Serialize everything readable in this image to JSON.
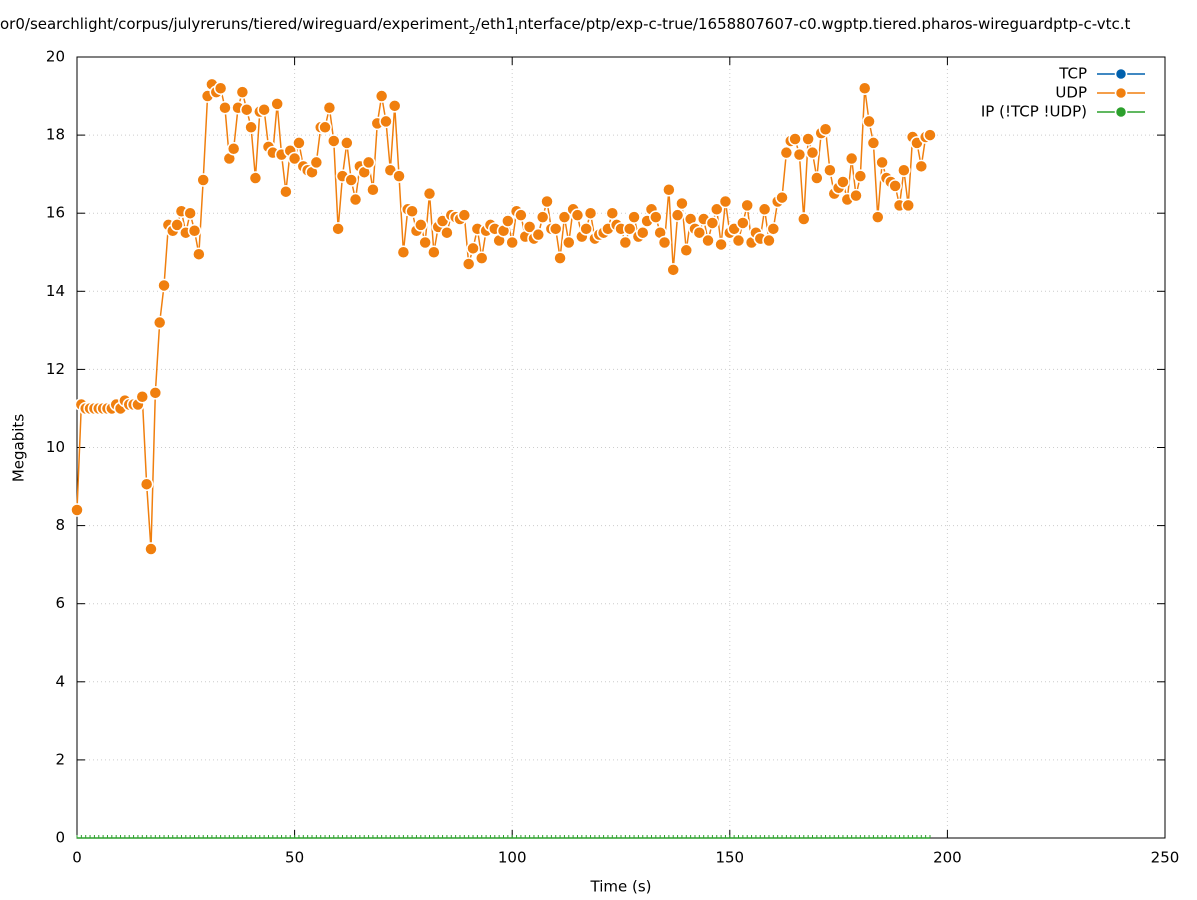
{
  "chart_data": {
    "type": "line",
    "title_segments": [
      {
        "text": "or0/searchlight/corpus/julyreruns/tiered/wireguard/experiment",
        "sub": false
      },
      {
        "text": "2",
        "sub": true
      },
      {
        "text": "/eth1",
        "sub": false
      },
      {
        "text": "i",
        "sub": true
      },
      {
        "text": "nterface/ptp/exp-c-true/1658807607-c0.wgptp.tiered.pharos-wireguardptp-c-vtc.t",
        "sub": false
      }
    ],
    "x_label": "Time (s)",
    "y_label": "Megabits",
    "x": [
      0,
      1,
      2,
      3,
      4,
      5,
      6,
      7,
      8,
      9,
      10,
      11,
      12,
      13,
      14,
      15,
      16,
      17,
      18,
      19,
      20,
      21,
      22,
      23,
      24,
      25,
      26,
      27,
      28,
      29,
      30,
      31,
      32,
      33,
      34,
      35,
      36,
      37,
      38,
      39,
      40,
      41,
      42,
      43,
      44,
      45,
      46,
      47,
      48,
      49,
      50,
      51,
      52,
      53,
      54,
      55,
      56,
      57,
      58,
      59,
      60,
      61,
      62,
      63,
      64,
      65,
      66,
      67,
      68,
      69,
      70,
      71,
      72,
      73,
      74,
      75,
      76,
      77,
      78,
      79,
      80,
      81,
      82,
      83,
      84,
      85,
      86,
      87,
      88,
      89,
      90,
      91,
      92,
      93,
      94,
      95,
      96,
      97,
      98,
      99,
      100,
      101,
      102,
      103,
      104,
      105,
      106,
      107,
      108,
      109,
      110,
      111,
      112,
      113,
      114,
      115,
      116,
      117,
      118,
      119,
      120,
      121,
      122,
      123,
      124,
      125,
      126,
      127,
      128,
      129,
      130,
      131,
      132,
      133,
      134,
      135,
      136,
      137,
      138,
      139,
      140,
      141,
      142,
      143,
      144,
      145,
      146,
      147,
      148,
      149,
      150,
      151,
      152,
      153,
      154,
      155,
      156,
      157,
      158,
      159,
      160,
      161,
      162,
      163,
      164,
      165,
      166,
      167,
      168,
      169,
      170,
      171,
      172,
      173,
      174,
      175,
      176,
      177,
      178,
      179,
      180,
      181,
      182,
      183,
      184,
      185,
      186,
      187,
      188,
      189,
      190,
      191,
      192,
      193,
      194,
      195,
      196
    ],
    "series": [
      {
        "name": "TCP",
        "color": "#0060ad",
        "x": [],
        "values": []
      },
      {
        "name": "UDP",
        "color": "#f07f0e",
        "values": [
          8.4,
          11.1,
          11.0,
          11.0,
          11.0,
          11.0,
          11.0,
          11.0,
          11.0,
          11.1,
          11.0,
          11.2,
          11.1,
          11.1,
          11.1,
          11.3,
          9.06,
          7.4,
          11.4,
          13.2,
          14.15,
          15.7,
          15.55,
          15.7,
          16.05,
          15.5,
          16.0,
          15.55,
          14.95,
          16.85,
          19.0,
          19.3,
          19.1,
          19.2,
          18.7,
          17.4,
          17.65,
          18.7,
          19.1,
          18.65,
          18.2,
          16.9,
          18.6,
          18.65,
          17.7,
          17.55,
          18.8,
          17.5,
          16.55,
          17.6,
          17.4,
          17.8,
          17.2,
          17.1,
          17.05,
          17.3,
          18.2,
          18.2,
          18.7,
          17.85,
          15.6,
          16.95,
          17.8,
          16.85,
          16.35,
          17.2,
          17.05,
          17.3,
          16.6,
          18.3,
          19.0,
          18.35,
          17.1,
          18.75,
          16.95,
          15.0,
          16.1,
          16.05,
          15.55,
          15.7,
          15.25,
          16.5,
          15.0,
          15.65,
          15.8,
          15.5,
          15.95,
          15.9,
          15.85,
          15.95,
          14.7,
          15.1,
          15.6,
          14.85,
          15.55,
          15.7,
          15.6,
          15.3,
          15.55,
          15.8,
          15.25,
          16.05,
          15.95,
          15.4,
          15.65,
          15.35,
          15.45,
          15.9,
          16.3,
          15.6,
          15.6,
          14.85,
          15.9,
          15.25,
          16.1,
          15.95,
          15.4,
          15.6,
          16.0,
          15.35,
          15.45,
          15.5,
          15.6,
          16.0,
          15.7,
          15.6,
          15.25,
          15.6,
          15.9,
          15.4,
          15.5,
          15.8,
          16.1,
          15.9,
          15.5,
          15.25,
          16.6,
          14.55,
          15.95,
          16.25,
          15.05,
          15.85,
          15.6,
          15.5,
          15.85,
          15.3,
          15.75,
          16.1,
          15.2,
          16.3,
          15.5,
          15.6,
          15.3,
          15.75,
          16.2,
          15.25,
          15.5,
          15.35,
          16.1,
          15.3,
          15.6,
          16.3,
          16.4,
          17.55,
          17.85,
          17.9,
          17.5,
          15.85,
          17.9,
          17.55,
          16.9,
          18.05,
          18.15,
          17.1,
          16.5,
          16.65,
          16.8,
          16.35,
          17.4,
          16.45,
          16.95,
          19.2,
          18.35,
          17.8,
          15.9,
          17.3,
          16.9,
          16.8,
          16.7,
          16.2,
          17.1,
          16.2,
          17.95,
          17.8,
          17.2,
          17.95,
          18.0
        ]
      },
      {
        "name": "IP (!TCP  !UDP)",
        "color": "#2ca02c",
        "values": [
          0,
          0,
          0,
          0,
          0,
          0,
          0,
          0,
          0,
          0,
          0,
          0,
          0,
          0,
          0,
          0,
          0,
          0,
          0,
          0,
          0,
          0,
          0,
          0,
          0,
          0,
          0,
          0,
          0,
          0,
          0,
          0,
          0,
          0,
          0,
          0,
          0,
          0,
          0,
          0,
          0,
          0,
          0,
          0,
          0,
          0,
          0,
          0,
          0,
          0,
          0,
          0,
          0,
          0,
          0,
          0,
          0,
          0,
          0,
          0,
          0,
          0,
          0,
          0,
          0,
          0,
          0,
          0,
          0,
          0,
          0,
          0,
          0,
          0,
          0,
          0,
          0,
          0,
          0,
          0,
          0,
          0,
          0,
          0,
          0,
          0,
          0,
          0,
          0,
          0,
          0,
          0,
          0,
          0,
          0,
          0,
          0,
          0,
          0,
          0,
          0,
          0,
          0,
          0,
          0,
          0,
          0,
          0,
          0,
          0,
          0,
          0,
          0,
          0,
          0,
          0,
          0,
          0,
          0,
          0,
          0,
          0,
          0,
          0,
          0,
          0,
          0,
          0,
          0,
          0,
          0,
          0,
          0,
          0,
          0,
          0,
          0,
          0,
          0,
          0,
          0,
          0,
          0,
          0,
          0,
          0,
          0,
          0,
          0,
          0,
          0,
          0,
          0,
          0,
          0,
          0,
          0,
          0,
          0,
          0,
          0,
          0,
          0,
          0,
          0,
          0,
          0,
          0,
          0,
          0,
          0,
          0,
          0,
          0,
          0,
          0,
          0,
          0,
          0,
          0,
          0,
          0,
          0,
          0,
          0,
          0,
          0,
          0,
          0,
          0,
          0,
          0,
          0,
          0,
          0,
          0,
          0
        ]
      }
    ],
    "xlim": [
      0,
      250
    ],
    "xticks": [
      0,
      50,
      100,
      150,
      200,
      250
    ],
    "ylim": [
      0,
      20
    ],
    "yticks": [
      0,
      2,
      4,
      6,
      8,
      10,
      12,
      14,
      16,
      18,
      20
    ],
    "grid": true,
    "legend": "top-right"
  }
}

+---+

EXERCISE PROMPT |
Pick out every line above that contains the word "text" and copy it.

TASK RESULT |
        "text": "or0/searchlight/corpus/julyreruns/tiered/wireguard/experiment",
        "text": "2",
        "text": "/eth1",
        "text": "i",
        "text": "nterface/ptp/exp-c-true/1658807607-c0.wgptp.tiered.pharos-wireguardptp-c-vtc.t",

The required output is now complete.